◆ **Requirement**: Please rename "front-camera-icon" as "selfie-camera-icon" in everything from the start of the data down to the line containing "forecast-day-row: 昨天 9.4", and give back only those lines with nothing else changed.

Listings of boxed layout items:
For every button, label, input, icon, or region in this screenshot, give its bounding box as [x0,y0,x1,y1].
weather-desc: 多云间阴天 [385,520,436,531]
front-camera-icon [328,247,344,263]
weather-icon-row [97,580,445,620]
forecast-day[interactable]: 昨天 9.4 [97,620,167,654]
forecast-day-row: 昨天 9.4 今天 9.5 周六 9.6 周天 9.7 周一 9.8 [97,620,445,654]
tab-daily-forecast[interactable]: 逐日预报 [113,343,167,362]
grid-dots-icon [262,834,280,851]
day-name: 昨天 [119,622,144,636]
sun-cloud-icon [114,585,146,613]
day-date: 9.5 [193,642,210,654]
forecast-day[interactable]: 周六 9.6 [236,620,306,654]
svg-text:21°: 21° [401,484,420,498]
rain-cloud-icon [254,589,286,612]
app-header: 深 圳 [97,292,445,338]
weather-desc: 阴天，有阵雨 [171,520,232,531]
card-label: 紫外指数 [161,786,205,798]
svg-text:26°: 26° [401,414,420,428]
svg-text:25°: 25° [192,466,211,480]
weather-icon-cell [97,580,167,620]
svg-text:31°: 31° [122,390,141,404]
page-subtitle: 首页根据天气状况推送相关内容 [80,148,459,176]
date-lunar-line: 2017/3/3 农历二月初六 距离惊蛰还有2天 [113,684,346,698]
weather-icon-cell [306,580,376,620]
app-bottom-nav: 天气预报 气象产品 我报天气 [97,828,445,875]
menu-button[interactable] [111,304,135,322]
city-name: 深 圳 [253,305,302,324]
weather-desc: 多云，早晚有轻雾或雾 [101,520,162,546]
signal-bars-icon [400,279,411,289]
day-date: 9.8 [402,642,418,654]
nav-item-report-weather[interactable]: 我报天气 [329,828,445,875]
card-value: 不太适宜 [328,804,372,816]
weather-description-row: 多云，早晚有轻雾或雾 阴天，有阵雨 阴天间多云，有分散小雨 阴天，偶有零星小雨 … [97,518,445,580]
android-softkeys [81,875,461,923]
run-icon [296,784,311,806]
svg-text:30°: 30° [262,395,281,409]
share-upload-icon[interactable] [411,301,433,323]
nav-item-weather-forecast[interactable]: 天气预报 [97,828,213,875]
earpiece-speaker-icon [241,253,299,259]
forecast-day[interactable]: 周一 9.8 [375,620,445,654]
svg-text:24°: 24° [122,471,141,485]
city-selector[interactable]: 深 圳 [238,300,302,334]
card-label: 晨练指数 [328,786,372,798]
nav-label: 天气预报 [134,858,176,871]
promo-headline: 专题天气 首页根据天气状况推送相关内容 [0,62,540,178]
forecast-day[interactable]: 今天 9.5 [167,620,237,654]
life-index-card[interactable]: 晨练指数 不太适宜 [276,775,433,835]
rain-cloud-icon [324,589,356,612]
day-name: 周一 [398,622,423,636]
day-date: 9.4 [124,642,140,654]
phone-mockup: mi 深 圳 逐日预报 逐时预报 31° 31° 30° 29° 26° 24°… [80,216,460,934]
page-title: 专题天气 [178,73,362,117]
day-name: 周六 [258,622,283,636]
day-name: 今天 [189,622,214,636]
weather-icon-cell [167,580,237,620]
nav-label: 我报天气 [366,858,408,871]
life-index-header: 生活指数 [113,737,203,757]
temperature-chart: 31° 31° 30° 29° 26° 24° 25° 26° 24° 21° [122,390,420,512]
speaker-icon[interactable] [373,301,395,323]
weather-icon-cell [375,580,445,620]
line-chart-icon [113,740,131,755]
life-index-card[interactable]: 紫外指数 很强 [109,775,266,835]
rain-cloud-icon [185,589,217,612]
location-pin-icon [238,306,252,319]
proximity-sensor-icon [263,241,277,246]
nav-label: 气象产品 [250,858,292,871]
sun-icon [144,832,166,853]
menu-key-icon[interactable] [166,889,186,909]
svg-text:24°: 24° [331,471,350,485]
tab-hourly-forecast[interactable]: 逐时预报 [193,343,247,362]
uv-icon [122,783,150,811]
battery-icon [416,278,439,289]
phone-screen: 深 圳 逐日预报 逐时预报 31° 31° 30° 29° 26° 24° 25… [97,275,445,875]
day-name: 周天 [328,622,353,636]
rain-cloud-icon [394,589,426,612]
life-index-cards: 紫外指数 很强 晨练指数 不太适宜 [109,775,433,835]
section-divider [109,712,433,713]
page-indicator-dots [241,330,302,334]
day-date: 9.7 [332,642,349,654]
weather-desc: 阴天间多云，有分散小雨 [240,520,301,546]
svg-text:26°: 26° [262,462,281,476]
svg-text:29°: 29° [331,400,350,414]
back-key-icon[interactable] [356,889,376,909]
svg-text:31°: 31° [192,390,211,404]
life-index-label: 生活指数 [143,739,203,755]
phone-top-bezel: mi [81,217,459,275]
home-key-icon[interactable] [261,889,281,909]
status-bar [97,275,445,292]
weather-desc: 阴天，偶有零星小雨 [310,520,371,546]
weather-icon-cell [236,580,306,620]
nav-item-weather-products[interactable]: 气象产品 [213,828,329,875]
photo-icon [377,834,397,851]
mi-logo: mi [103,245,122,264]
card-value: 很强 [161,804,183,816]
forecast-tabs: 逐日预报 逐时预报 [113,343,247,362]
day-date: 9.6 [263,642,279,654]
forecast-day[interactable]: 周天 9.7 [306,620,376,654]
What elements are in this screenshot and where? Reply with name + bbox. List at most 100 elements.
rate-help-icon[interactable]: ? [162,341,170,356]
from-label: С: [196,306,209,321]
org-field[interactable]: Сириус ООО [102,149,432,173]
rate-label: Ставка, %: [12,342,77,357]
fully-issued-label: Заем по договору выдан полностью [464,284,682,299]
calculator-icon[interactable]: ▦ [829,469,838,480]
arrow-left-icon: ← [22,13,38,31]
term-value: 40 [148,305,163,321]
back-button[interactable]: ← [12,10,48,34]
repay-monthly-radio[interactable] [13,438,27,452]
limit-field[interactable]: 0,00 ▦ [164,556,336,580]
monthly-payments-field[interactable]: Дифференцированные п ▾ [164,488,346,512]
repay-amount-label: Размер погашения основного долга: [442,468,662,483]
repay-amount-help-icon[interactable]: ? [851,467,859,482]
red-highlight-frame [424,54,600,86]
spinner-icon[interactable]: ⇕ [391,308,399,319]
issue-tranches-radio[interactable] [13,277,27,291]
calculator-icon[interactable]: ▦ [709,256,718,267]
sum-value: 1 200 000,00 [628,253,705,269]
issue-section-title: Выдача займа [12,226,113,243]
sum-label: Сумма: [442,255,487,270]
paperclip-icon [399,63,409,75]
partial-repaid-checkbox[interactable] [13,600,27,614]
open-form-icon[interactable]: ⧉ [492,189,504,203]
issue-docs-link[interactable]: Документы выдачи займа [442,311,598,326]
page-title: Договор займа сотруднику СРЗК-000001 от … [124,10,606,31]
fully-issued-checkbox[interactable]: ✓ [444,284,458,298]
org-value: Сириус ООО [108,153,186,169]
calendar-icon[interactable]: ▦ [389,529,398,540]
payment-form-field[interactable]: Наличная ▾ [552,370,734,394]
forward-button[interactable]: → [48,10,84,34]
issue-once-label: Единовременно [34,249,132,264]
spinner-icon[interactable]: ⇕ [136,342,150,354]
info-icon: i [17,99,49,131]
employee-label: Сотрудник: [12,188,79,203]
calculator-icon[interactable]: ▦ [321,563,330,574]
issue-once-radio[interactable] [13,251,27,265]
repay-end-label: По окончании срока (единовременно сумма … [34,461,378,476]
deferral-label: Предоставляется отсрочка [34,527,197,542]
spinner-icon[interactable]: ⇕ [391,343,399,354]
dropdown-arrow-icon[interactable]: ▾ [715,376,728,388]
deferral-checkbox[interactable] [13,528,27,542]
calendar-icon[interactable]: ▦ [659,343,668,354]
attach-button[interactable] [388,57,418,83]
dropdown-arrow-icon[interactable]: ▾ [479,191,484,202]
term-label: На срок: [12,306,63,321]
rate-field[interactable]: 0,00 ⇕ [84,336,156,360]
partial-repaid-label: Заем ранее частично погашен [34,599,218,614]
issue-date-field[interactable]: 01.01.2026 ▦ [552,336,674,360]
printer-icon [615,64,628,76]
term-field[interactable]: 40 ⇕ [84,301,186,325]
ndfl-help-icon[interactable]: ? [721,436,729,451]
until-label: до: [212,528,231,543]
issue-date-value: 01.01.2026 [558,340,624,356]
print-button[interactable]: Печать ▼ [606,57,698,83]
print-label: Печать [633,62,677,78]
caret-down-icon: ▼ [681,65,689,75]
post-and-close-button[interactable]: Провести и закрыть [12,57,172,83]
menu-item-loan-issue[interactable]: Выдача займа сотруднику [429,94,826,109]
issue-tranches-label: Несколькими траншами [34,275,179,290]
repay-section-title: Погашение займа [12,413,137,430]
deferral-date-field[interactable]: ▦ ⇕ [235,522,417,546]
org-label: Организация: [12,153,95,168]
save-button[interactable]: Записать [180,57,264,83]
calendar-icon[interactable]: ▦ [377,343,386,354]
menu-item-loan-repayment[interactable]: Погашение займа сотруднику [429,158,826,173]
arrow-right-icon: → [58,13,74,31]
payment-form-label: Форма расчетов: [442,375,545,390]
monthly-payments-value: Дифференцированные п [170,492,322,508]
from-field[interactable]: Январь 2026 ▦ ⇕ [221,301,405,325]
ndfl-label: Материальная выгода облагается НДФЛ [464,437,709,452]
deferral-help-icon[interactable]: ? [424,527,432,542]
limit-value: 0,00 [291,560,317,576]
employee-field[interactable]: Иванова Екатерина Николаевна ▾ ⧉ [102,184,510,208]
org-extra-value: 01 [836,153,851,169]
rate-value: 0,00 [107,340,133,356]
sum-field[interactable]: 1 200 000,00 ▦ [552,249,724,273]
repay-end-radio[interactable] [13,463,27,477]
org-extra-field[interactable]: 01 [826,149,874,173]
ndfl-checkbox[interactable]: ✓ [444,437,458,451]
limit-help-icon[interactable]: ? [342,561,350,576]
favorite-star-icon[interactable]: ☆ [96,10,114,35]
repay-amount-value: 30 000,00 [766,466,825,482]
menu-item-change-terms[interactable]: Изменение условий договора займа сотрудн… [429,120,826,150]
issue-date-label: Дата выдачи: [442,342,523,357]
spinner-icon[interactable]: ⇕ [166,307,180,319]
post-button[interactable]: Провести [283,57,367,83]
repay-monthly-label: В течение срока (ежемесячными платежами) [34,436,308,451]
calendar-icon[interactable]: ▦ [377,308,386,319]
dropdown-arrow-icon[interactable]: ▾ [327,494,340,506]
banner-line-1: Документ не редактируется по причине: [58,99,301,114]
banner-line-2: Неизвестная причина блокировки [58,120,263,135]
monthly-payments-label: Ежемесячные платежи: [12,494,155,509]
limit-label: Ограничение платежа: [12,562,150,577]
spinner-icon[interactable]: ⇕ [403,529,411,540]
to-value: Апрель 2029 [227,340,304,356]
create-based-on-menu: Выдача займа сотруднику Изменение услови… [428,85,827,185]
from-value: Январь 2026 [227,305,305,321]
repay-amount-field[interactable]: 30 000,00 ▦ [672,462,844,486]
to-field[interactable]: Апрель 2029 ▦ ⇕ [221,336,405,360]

◆ **The completed task**:
For every button, label, input, icon, or region in this screenshot, give its bounding box as [x0,y0,x1,y1].
weather-desc: 多云间阴天 [385,520,436,531]
selfie-camera-icon [328,247,344,263]
weather-icon-row [97,580,445,620]
forecast-day[interactable]: 昨天 9.4 [97,620,167,654]
forecast-day-row: 昨天 9.4 今天 9.5 周六 9.6 周天 9.7 周一 9.8 [97,620,445,654]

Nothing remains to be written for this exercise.